Brief:
Here are some entries; quote each one exactly.

Dataset records:

────────────────────────────────────────

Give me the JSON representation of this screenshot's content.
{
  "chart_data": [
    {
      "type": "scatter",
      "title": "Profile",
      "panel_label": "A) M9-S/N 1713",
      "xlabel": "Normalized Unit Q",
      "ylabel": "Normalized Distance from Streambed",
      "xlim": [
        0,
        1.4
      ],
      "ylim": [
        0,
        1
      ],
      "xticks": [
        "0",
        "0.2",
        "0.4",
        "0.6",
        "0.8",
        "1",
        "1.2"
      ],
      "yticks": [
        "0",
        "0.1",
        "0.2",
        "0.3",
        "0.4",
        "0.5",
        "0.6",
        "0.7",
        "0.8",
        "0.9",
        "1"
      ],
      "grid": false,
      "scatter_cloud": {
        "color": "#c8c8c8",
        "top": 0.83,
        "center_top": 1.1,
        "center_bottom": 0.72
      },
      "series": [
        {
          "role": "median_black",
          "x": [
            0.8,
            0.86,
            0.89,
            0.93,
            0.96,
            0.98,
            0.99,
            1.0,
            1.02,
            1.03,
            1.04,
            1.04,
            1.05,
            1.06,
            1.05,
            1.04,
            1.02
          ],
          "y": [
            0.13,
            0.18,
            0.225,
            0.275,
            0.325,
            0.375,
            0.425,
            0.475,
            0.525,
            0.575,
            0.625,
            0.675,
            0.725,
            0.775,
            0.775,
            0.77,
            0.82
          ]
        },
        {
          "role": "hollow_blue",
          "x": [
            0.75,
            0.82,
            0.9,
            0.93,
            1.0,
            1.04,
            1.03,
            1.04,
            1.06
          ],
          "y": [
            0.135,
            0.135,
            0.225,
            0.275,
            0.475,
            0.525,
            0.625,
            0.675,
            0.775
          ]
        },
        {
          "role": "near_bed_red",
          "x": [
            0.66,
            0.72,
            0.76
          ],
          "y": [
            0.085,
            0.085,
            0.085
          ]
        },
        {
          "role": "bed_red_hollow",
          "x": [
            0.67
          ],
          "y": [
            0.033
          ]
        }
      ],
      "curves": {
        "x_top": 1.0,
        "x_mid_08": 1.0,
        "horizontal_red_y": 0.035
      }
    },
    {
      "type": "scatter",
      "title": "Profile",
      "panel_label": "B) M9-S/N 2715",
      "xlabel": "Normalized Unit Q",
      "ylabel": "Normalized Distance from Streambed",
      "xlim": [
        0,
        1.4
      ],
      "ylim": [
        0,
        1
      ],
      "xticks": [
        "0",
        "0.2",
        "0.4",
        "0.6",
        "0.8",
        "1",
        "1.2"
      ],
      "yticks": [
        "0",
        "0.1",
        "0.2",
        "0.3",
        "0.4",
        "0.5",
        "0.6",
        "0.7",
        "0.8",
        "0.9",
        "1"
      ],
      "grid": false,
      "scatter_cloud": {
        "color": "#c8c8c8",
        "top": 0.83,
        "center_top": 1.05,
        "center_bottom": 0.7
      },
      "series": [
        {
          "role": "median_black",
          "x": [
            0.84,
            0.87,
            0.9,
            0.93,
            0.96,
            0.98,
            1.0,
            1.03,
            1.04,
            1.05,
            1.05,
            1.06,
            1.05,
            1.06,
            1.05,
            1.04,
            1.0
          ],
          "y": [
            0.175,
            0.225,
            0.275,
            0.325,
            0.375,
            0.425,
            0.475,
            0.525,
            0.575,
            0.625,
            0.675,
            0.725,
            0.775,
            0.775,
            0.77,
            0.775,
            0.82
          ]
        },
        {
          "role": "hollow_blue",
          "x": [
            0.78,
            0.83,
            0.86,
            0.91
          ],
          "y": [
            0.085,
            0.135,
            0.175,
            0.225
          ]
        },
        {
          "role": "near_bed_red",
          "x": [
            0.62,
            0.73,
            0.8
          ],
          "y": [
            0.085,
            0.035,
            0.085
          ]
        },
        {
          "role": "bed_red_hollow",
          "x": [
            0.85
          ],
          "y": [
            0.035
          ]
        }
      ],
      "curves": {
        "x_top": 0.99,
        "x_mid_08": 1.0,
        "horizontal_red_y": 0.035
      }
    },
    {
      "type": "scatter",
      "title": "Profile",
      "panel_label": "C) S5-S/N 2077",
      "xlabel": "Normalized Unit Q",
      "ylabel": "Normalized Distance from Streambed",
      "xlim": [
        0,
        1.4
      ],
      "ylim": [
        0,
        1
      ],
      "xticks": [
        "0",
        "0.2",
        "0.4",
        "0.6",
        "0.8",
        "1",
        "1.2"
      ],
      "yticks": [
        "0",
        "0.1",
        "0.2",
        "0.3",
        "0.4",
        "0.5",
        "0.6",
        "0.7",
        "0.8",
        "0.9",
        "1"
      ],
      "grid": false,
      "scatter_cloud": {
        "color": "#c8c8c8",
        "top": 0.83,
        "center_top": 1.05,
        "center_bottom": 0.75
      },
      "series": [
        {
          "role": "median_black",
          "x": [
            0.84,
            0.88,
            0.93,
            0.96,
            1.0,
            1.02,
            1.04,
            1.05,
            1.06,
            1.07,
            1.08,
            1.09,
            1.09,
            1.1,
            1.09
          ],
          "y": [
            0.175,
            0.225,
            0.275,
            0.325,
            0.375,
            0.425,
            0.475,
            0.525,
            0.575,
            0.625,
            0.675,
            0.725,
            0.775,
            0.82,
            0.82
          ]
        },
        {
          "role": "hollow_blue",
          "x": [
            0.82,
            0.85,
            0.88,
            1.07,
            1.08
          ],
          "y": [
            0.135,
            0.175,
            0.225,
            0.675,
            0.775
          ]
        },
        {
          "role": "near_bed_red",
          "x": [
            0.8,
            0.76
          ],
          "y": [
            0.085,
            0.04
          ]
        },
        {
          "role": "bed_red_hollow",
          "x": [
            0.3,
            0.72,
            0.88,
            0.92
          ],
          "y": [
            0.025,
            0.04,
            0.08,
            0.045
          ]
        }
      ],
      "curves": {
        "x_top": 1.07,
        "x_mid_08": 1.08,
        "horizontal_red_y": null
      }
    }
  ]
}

────────────────────────────────────────

Full response:
Give me the JSON representation of this screenshot's content.
{
  "chart_data": [
    {
      "type": "scatter",
      "title": "Profile",
      "panel_label": "A) M9-S/N 1713",
      "xlabel": "Normalized Unit Q",
      "ylabel": "Normalized Distance from Streambed",
      "xlim": [
        0,
        1.4
      ],
      "ylim": [
        0,
        1
      ],
      "xticks": [
        "0",
        "0.2",
        "0.4",
        "0.6",
        "0.8",
        "1",
        "1.2"
      ],
      "yticks": [
        "0",
        "0.1",
        "0.2",
        "0.3",
        "0.4",
        "0.5",
        "0.6",
        "0.7",
        "0.8",
        "0.9",
        "1"
      ],
      "grid": false,
      "scatter_cloud": {
        "color": "#c8c8c8",
        "top": 0.83,
        "center_top": 1.1,
        "center_bottom": 0.72
      },
      "series": [
        {
          "role": "median_black",
          "x": [
            0.8,
            0.86,
            0.89,
            0.93,
            0.96,
            0.98,
            0.99,
            1.0,
            1.02,
            1.03,
            1.04,
            1.04,
            1.05,
            1.06,
            1.05,
            1.04,
            1.02
          ],
          "y": [
            0.13,
            0.18,
            0.225,
            0.275,
            0.325,
            0.375,
            0.425,
            0.475,
            0.525,
            0.575,
            0.625,
            0.675,
            0.725,
            0.775,
            0.775,
            0.77,
            0.82
          ]
        },
        {
          "role": "hollow_blue",
          "x": [
            0.75,
            0.82,
            0.9,
            0.93,
            1.0,
            1.04,
            1.03,
            1.04,
            1.06
          ],
          "y": [
            0.135,
            0.135,
            0.225,
            0.275,
            0.475,
            0.525,
            0.625,
            0.675,
            0.775
          ]
        },
        {
          "role": "near_bed_red",
          "x": [
            0.66,
            0.72,
            0.76
          ],
          "y": [
            0.085,
            0.085,
            0.085
          ]
        },
        {
          "role": "bed_red_hollow",
          "x": [
            0.67
          ],
          "y": [
            0.033
          ]
        }
      ],
      "curves": {
        "x_top": 1.0,
        "x_mid_08": 1.0,
        "horizontal_red_y": 0.035
      }
    },
    {
      "type": "scatter",
      "title": "Profile",
      "panel_label": "B) M9-S/N 2715",
      "xlabel": "Normalized Unit Q",
      "ylabel": "Normalized Distance from Streambed",
      "xlim": [
        0,
        1.4
      ],
      "ylim": [
        0,
        1
      ],
      "xticks": [
        "0",
        "0.2",
        "0.4",
        "0.6",
        "0.8",
        "1",
        "1.2"
      ],
      "yticks": [
        "0",
        "0.1",
        "0.2",
        "0.3",
        "0.4",
        "0.5",
        "0.6",
        "0.7",
        "0.8",
        "0.9",
        "1"
      ],
      "grid": false,
      "scatter_cloud": {
        "color": "#c8c8c8",
        "top": 0.83,
        "center_top": 1.05,
        "center_bottom": 0.7
      },
      "series": [
        {
          "role": "median_black",
          "x": [
            0.84,
            0.87,
            0.9,
            0.93,
            0.96,
            0.98,
            1.0,
            1.03,
            1.04,
            1.05,
            1.05,
            1.06,
            1.05,
            1.06,
            1.05,
            1.04,
            1.0
          ],
          "y": [
            0.175,
            0.225,
            0.275,
            0.325,
            0.375,
            0.425,
            0.475,
            0.525,
            0.575,
            0.625,
            0.675,
            0.725,
            0.775,
            0.775,
            0.77,
            0.775,
            0.82
          ]
        },
        {
          "role": "hollow_blue",
          "x": [
            0.78,
            0.83,
            0.86,
            0.91
          ],
          "y": [
            0.085,
            0.135,
            0.175,
            0.225
          ]
        },
        {
          "role": "near_bed_red",
          "x": [
            0.62,
            0.73,
            0.8
          ],
          "y": [
            0.085,
            0.035,
            0.085
          ]
        },
        {
          "role": "bed_red_hollow",
          "x": [
            0.85
          ],
          "y": [
            0.035
          ]
        }
      ],
      "curves": {
        "x_top": 0.99,
        "x_mid_08": 1.0,
        "horizontal_red_y": 0.035
      }
    },
    {
      "type": "scatter",
      "title": "Profile",
      "panel_label": "C) S5-S/N 2077",
      "xlabel": "Normalized Unit Q",
      "ylabel": "Normalized Distance from Streambed",
      "xlim": [
        0,
        1.4
      ],
      "ylim": [
        0,
        1
      ],
      "xticks": [
        "0",
        "0.2",
        "0.4",
        "0.6",
        "0.8",
        "1",
        "1.2"
      ],
      "yticks": [
        "0",
        "0.1",
        "0.2",
        "0.3",
        "0.4",
        "0.5",
        "0.6",
        "0.7",
        "0.8",
        "0.9",
        "1"
      ],
      "grid": false,
      "scatter_cloud": {
        "color": "#c8c8c8",
        "top": 0.83,
        "center_top": 1.05,
        "center_bottom": 0.75
      },
      "series": [
        {
          "role": "median_black",
          "x": [
            0.84,
            0.88,
            0.93,
            0.96,
            1.0,
            1.02,
            1.04,
            1.05,
            1.06,
            1.07,
            1.08,
            1.09,
            1.09,
            1.1,
            1.09
          ],
          "y": [
            0.175,
            0.225,
            0.275,
            0.325,
            0.375,
            0.425,
            0.475,
            0.525,
            0.575,
            0.625,
            0.675,
            0.725,
            0.775,
            0.82,
            0.82
          ]
        },
        {
          "role": "hollow_blue",
          "x": [
            0.82,
            0.85,
            0.88,
            1.07,
            1.08
          ],
          "y": [
            0.135,
            0.175,
            0.225,
            0.675,
            0.775
          ]
        },
        {
          "role": "near_bed_red",
          "x": [
            0.8,
            0.76
          ],
          "y": [
            0.085,
            0.04
          ]
        },
        {
          "role": "bed_red_hollow",
          "x": [
            0.3,
            0.72,
            0.88,
            0.92
          ],
          "y": [
            0.025,
            0.04,
            0.08,
            0.045
          ]
        }
      ],
      "curves": {
        "x_top": 1.07,
        "x_mid_08": 1.08,
        "horizontal_red_y": null
      }
    }
  ]
}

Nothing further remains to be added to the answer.